> Stated task
Repeat the lines of the listing below exactly, starting at the line that contains "What does this" and running through the last line, both included, and only those.

####

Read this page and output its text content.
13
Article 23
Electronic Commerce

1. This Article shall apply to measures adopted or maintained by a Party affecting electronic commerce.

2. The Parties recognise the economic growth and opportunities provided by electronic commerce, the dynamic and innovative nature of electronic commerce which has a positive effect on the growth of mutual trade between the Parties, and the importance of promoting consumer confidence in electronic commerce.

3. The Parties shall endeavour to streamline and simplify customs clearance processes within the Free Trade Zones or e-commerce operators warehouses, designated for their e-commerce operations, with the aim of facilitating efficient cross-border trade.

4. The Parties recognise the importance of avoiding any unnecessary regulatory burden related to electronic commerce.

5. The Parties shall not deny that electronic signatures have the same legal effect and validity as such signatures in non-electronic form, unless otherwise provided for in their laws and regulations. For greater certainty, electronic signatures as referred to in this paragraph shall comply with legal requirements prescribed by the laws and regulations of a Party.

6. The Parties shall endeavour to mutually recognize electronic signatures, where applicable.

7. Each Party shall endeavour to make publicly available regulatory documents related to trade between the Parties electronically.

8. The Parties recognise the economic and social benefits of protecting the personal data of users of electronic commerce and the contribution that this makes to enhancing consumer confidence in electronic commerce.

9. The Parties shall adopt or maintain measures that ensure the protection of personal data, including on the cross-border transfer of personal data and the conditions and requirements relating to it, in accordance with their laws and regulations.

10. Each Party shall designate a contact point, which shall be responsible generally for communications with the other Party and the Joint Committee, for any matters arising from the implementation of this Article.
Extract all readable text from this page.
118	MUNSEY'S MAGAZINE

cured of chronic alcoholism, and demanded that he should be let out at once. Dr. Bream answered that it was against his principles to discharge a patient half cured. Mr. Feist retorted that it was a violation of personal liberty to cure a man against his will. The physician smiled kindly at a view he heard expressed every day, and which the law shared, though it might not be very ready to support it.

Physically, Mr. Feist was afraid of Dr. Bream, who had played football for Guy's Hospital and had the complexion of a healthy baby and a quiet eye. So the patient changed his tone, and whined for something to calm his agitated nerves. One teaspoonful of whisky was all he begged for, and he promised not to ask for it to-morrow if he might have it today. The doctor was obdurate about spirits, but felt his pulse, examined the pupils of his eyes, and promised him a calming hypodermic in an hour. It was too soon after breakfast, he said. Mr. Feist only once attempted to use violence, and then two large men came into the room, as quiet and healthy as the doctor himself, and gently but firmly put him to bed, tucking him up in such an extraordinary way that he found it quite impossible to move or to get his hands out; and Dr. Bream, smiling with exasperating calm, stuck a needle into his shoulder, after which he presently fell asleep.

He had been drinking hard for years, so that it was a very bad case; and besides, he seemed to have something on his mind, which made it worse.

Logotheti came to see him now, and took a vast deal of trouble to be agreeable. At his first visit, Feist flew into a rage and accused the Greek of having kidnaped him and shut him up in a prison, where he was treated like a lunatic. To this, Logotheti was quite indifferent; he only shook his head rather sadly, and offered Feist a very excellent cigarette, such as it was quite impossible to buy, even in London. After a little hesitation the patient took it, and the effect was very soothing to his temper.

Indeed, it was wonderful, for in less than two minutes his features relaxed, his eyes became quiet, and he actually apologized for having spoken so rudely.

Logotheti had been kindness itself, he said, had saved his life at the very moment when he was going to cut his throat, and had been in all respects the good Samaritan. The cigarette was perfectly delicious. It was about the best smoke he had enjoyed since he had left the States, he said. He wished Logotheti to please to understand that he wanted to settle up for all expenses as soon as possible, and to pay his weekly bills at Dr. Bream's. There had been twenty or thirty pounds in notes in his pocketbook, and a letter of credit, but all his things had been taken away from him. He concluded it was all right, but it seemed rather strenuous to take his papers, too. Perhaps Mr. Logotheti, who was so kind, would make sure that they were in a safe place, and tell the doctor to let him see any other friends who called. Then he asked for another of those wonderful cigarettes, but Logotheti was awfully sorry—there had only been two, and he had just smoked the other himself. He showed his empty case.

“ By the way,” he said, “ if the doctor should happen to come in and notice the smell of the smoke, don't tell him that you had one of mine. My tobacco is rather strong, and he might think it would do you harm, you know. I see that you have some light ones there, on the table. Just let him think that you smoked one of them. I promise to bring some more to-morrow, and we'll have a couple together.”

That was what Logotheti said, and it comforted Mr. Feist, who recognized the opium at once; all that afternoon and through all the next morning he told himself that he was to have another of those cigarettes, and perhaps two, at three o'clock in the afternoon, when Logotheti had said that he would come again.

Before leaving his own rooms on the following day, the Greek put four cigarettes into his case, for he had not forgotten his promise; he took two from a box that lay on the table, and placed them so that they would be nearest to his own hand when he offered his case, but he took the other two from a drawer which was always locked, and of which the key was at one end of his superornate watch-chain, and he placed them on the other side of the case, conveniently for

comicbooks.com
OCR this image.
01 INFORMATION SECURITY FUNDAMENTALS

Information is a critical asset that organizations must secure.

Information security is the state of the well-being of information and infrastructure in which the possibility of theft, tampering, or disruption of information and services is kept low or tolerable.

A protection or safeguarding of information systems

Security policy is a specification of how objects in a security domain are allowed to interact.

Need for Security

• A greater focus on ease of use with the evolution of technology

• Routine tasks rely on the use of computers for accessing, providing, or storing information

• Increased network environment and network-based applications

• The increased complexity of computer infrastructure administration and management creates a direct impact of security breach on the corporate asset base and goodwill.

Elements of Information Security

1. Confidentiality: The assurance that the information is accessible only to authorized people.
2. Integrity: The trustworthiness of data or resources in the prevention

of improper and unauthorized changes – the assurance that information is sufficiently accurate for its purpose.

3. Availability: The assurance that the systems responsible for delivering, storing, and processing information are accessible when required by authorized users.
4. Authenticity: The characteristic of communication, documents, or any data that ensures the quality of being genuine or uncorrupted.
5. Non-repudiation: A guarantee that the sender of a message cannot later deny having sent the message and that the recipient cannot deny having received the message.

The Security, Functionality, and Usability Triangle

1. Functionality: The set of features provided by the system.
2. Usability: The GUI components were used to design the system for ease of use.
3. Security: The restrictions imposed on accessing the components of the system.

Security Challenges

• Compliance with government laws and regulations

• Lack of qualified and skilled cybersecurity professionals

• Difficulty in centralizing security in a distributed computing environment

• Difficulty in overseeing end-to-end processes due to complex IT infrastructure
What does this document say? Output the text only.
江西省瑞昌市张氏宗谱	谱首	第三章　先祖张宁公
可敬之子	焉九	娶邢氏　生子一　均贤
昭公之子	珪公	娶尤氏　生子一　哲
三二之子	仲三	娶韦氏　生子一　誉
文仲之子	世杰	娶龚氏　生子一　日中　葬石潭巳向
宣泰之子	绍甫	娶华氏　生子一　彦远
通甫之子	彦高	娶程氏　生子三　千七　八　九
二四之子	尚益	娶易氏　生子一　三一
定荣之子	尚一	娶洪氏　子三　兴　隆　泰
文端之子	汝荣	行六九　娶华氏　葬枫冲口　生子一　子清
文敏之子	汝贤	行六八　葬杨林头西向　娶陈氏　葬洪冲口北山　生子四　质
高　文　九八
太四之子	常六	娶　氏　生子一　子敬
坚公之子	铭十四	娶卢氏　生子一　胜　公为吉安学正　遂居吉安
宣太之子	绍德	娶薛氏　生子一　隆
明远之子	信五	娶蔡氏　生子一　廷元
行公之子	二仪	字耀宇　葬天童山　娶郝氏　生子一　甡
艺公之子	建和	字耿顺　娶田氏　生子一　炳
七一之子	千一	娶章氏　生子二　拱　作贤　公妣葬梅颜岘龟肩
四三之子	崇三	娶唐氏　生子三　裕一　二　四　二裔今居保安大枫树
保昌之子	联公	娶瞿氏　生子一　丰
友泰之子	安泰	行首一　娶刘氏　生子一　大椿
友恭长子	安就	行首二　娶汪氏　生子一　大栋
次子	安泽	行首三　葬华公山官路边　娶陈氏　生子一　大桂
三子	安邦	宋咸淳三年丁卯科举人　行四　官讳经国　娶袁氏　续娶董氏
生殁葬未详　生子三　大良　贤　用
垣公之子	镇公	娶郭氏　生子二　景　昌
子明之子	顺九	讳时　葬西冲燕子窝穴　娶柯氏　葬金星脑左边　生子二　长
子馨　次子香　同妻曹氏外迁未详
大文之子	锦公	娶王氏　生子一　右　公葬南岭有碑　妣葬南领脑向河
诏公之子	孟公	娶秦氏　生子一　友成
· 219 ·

####

> Expected output
What does this document say? Output the text only.
江西省瑞昌市张氏宗谱	谱首	第三章　先祖张宁公
可敬之子	焉九	娶邢氏　生子一　均贤
昭公之子	珪公	娶尤氏　生子一　哲
三二之子	仲三	娶韦氏　生子一　誉
文仲之子	世杰	娶龚氏　生子一　日中　葬石潭巳向
宣泰之子	绍甫	娶华氏　生子一　彦远
通甫之子	彦高	娶程氏　生子三　千七　八　九
二四之子	尚益	娶易氏　生子一　三一
定荣之子	尚一	娶洪氏　子三　兴　隆　泰
文端之子	汝荣	行六九　娶华氏　葬枫冲口　生子一　子清
文敏之子	汝贤	行六八　葬杨林头西向　娶陈氏　葬洪冲口北山　生子四　质
高　文　九八
太四之子	常六	娶　氏　生子一　子敬
坚公之子	铭十四	娶卢氏　生子一　胜　公为吉安学正　遂居吉安
宣太之子	绍德	娶薛氏　生子一　隆
明远之子	信五	娶蔡氏　生子一　廷元
行公之子	二仪	字耀宇　葬天童山　娶郝氏　生子一　甡
艺公之子	建和	字耿顺　娶田氏　生子一　炳
七一之子	千一	娶章氏　生子二　拱　作贤　公妣葬梅颜岘龟肩
四三之子	崇三	娶唐氏　生子三　裕一　二　四　二裔今居保安大枫树
保昌之子	联公	娶瞿氏　生子一　丰
友泰之子	安泰	行首一　娶刘氏　生子一　大椿
友恭长子	安就	行首二　娶汪氏　生子一　大栋
次子	安泽	行首三　葬华公山官路边　娶陈氏　生子一　大桂
三子	安邦	宋咸淳三年丁卯科举人　行四　官讳经国　娶袁氏　续娶董氏
生殁葬未详　生子三　大良　贤　用
垣公之子	镇公	娶郭氏　生子二　景　昌
子明之子	顺九	讳时　葬西冲燕子窝穴　娶柯氏　葬金星脑左边　生子二　长
子馨　次子香　同妻曹氏外迁未详
大文之子	锦公	娶王氏　生子一　右　公葬南岭有碑　妣葬南领脑向河
诏公之子	孟公	娶秦氏　生子一　友成
· 219 ·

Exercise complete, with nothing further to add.